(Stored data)
"""

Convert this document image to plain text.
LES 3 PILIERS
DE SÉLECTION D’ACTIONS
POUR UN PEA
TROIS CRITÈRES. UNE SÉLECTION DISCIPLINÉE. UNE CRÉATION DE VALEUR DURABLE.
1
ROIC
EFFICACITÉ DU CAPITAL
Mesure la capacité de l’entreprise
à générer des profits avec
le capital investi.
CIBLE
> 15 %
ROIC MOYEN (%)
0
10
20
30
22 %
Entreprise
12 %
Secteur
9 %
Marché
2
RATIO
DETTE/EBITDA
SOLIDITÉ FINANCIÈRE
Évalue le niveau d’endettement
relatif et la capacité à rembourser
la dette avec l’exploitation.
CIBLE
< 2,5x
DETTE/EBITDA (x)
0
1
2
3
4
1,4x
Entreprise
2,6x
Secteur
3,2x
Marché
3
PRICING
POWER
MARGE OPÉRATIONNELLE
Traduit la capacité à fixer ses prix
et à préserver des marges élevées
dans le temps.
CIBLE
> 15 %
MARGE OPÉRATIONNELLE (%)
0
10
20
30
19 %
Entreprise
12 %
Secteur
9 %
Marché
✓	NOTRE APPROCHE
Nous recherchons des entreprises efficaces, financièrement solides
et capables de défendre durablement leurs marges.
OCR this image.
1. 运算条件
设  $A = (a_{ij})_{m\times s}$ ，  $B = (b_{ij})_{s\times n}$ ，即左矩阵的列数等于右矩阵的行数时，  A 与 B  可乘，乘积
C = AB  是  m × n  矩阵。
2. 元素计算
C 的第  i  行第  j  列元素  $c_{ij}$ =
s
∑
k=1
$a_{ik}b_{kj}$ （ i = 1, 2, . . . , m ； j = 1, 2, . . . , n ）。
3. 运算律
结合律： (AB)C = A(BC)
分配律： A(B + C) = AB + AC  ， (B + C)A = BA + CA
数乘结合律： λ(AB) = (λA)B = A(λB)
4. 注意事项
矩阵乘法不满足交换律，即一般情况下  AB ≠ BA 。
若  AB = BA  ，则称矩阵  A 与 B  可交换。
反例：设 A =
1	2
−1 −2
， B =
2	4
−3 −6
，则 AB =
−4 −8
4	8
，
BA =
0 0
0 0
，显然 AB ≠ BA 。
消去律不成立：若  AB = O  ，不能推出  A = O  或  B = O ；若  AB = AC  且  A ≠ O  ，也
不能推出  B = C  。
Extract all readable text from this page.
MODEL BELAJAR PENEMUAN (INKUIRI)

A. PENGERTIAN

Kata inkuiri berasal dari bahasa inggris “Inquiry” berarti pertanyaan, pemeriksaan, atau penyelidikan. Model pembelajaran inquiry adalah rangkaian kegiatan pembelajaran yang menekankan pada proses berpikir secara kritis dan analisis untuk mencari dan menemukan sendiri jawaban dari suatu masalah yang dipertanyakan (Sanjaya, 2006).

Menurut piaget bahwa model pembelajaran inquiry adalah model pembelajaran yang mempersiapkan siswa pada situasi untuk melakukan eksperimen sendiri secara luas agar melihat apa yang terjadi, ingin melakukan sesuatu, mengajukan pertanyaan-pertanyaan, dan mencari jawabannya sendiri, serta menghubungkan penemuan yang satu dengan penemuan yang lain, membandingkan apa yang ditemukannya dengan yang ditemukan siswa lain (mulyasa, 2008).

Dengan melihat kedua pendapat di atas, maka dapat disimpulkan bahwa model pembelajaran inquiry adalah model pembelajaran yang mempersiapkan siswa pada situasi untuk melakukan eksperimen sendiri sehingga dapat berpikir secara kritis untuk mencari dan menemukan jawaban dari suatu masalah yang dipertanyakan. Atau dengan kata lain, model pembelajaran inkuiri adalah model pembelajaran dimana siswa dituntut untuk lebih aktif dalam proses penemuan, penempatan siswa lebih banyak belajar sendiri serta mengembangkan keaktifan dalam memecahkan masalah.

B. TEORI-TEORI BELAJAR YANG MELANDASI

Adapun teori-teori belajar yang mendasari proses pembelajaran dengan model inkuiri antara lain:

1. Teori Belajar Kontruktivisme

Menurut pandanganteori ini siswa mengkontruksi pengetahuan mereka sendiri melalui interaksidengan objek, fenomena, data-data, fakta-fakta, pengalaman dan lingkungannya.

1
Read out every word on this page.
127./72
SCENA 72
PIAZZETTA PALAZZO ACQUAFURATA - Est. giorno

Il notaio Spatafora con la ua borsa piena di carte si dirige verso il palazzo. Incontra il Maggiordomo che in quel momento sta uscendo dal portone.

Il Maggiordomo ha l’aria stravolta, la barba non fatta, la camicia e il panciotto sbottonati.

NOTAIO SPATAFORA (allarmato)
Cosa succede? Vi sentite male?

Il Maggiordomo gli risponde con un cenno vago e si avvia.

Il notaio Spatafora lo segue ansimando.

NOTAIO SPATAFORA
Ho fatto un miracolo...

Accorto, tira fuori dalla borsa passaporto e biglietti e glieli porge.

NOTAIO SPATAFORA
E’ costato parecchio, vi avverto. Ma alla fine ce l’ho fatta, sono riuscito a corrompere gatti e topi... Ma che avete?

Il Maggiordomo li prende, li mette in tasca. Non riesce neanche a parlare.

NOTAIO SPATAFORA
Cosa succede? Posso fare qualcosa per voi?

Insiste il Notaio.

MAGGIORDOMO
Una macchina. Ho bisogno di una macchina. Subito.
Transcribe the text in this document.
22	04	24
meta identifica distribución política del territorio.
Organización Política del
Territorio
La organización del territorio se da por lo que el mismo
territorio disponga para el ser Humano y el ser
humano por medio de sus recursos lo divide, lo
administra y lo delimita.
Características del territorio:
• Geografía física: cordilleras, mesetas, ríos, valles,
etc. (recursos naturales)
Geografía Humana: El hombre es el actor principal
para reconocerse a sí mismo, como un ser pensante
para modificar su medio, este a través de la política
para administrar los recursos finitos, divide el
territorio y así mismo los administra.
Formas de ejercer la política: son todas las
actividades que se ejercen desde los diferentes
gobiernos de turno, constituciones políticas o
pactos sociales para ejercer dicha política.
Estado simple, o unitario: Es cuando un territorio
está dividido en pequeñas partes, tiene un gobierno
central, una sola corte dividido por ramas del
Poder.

"""

Print all of the entries again, exactly as written.

Convert this document image to plain text.
LES 3 PILIERS
DE SÉLECTION D’ACTIONS
POUR UN PEA
TROIS CRITÈRES. UNE SÉLECTION DISCIPLINÉE. UNE CRÉATION DE VALEUR DURABLE.
1
ROIC
EFFICACITÉ DU CAPITAL
Mesure la capacité de l’entreprise
à générer des profits avec
le capital investi.
CIBLE
> 15 %
ROIC MOYEN (%)
0
10
20
30
22 %
Entreprise
12 %
Secteur
9 %
Marché
2
RATIO
DETTE/EBITDA
SOLIDITÉ FINANCIÈRE
Évalue le niveau d’endettement
relatif et la capacité à rembourser
la dette avec l’exploitation.
CIBLE
< 2,5x
DETTE/EBITDA (x)
0
1
2
3
4
1,4x
Entreprise
2,6x
Secteur
3,2x
Marché
3
PRICING
POWER
MARGE OPÉRATIONNELLE
Traduit la capacité à fixer ses prix
et à préserver des marges élevées
dans le temps.
CIBLE
> 15 %
MARGE OPÉRATIONNELLE (%)
0
10
20
30
19 %
Entreprise
12 %
Secteur
9 %
Marché
✓	NOTRE APPROCHE
Nous recherchons des entreprises efficaces, financièrement solides
et capables de défendre durablement leurs marges.
OCR this image.
1. 运算条件
设  $A = (a_{ij})_{m\times s}$ ，  $B = (b_{ij})_{s\times n}$ ，即左矩阵的列数等于右矩阵的行数时，  A 与 B  可乘，乘积
C = AB  是  m × n  矩阵。
2. 元素计算
C 的第  i  行第  j  列元素  $c_{ij}$ =
s
∑
k=1
$a_{ik}b_{kj}$ （ i = 1, 2, . . . , m ； j = 1, 2, . . . , n ）。
3. 运算律
结合律： (AB)C = A(BC)
分配律： A(B + C) = AB + AC  ， (B + C)A = BA + CA
数乘结合律： λ(AB) = (λA)B = A(λB)
4. 注意事项
矩阵乘法不满足交换律，即一般情况下  AB ≠ BA 。
若  AB = BA  ，则称矩阵  A 与 B  可交换。
反例：设 A =
1	2
−1 −2
， B =
2	4
−3 −6
，则 AB =
−4 −8
4	8
，
BA =
0 0
0 0
，显然 AB ≠ BA 。
消去律不成立：若  AB = O  ，不能推出  A = O  或  B = O ；若  AB = AC  且  A ≠ O  ，也
不能推出  B = C  。
Extract all readable text from this page.
MODEL BELAJAR PENEMUAN (INKUIRI)

A. PENGERTIAN

Kata inkuiri berasal dari bahasa inggris “Inquiry” berarti pertanyaan, pemeriksaan, atau penyelidikan. Model pembelajaran inquiry adalah rangkaian kegiatan pembelajaran yang menekankan pada proses berpikir secara kritis dan analisis untuk mencari dan menemukan sendiri jawaban dari suatu masalah yang dipertanyakan (Sanjaya, 2006).

Menurut piaget bahwa model pembelajaran inquiry adalah model pembelajaran yang mempersiapkan siswa pada situasi untuk melakukan eksperimen sendiri secara luas agar melihat apa yang terjadi, ingin melakukan sesuatu, mengajukan pertanyaan-pertanyaan, dan mencari jawabannya sendiri, serta menghubungkan penemuan yang satu dengan penemuan yang lain, membandingkan apa yang ditemukannya dengan yang ditemukan siswa lain (mulyasa, 2008).

Dengan melihat kedua pendapat di atas, maka dapat disimpulkan bahwa model pembelajaran inquiry adalah model pembelajaran yang mempersiapkan siswa pada situasi untuk melakukan eksperimen sendiri sehingga dapat berpikir secara kritis untuk mencari dan menemukan jawaban dari suatu masalah yang dipertanyakan. Atau dengan kata lain, model pembelajaran inkuiri adalah model pembelajaran dimana siswa dituntut untuk lebih aktif dalam proses penemuan, penempatan siswa lebih banyak belajar sendiri serta mengembangkan keaktifan dalam memecahkan masalah.

B. TEORI-TEORI BELAJAR YANG MELANDASI

Adapun teori-teori belajar yang mendasari proses pembelajaran dengan model inkuiri antara lain:

1. Teori Belajar Kontruktivisme

Menurut pandanganteori ini siswa mengkontruksi pengetahuan mereka sendiri melalui interaksidengan objek, fenomena, data-data, fakta-fakta, pengalaman dan lingkungannya.

1
Read out every word on this page.
127./72
SCENA 72
PIAZZETTA PALAZZO ACQUAFURATA - Est. giorno

Il notaio Spatafora con la ua borsa piena di carte si dirige verso il palazzo. Incontra il Maggiordomo che in quel momento sta uscendo dal portone.

Il Maggiordomo ha l’aria stravolta, la barba non fatta, la camicia e il panciotto sbottonati.

NOTAIO SPATAFORA (allarmato)
Cosa succede? Vi sentite male?

Il Maggiordomo gli risponde con un cenno vago e si avvia.

Il notaio Spatafora lo segue ansimando.

NOTAIO SPATAFORA
Ho fatto un miracolo...

Accorto, tira fuori dalla borsa passaporto e biglietti e glieli porge.

NOTAIO SPATAFORA
E’ costato parecchio, vi avverto. Ma alla fine ce l’ho fatta, sono riuscito a corrompere gatti e topi... Ma che avete?

Il Maggiordomo li prende, li mette in tasca. Non riesce neanche a parlare.

NOTAIO SPATAFORA
Cosa succede? Posso fare qualcosa per voi?

Insiste il Notaio.

MAGGIORDOMO
Una macchina. Ho bisogno di una macchina. Subito.
Transcribe the text in this document.
22	04	24
meta identifica distribución política del territorio.
Organización Política del
Territorio
La organización del territorio se da por lo que el mismo
territorio disponga para el ser Humano y el ser
humano por medio de sus recursos lo divide, lo
administra y lo delimita.
Características del territorio:
• Geografía física: cordilleras, mesetas, ríos, valles,
etc. (recursos naturales)
Geografía Humana: El hombre es el actor principal
para reconocerse a sí mismo, como un ser pensante
para modificar su medio, este a través de la política
para administrar los recursos finitos, divide el
territorio y así mismo los administra.
Formas de ejercer la política: son todas las
actividades que se ejercen desde los diferentes
gobiernos de turno, constituciones políticas o
pactos sociales para ejercer dicha política.
Estado simple, o unitario: Es cuando un territorio
está dividido en pequeñas partes, tiene un gobierno
central, una sola corte dividido por ramas del
Poder.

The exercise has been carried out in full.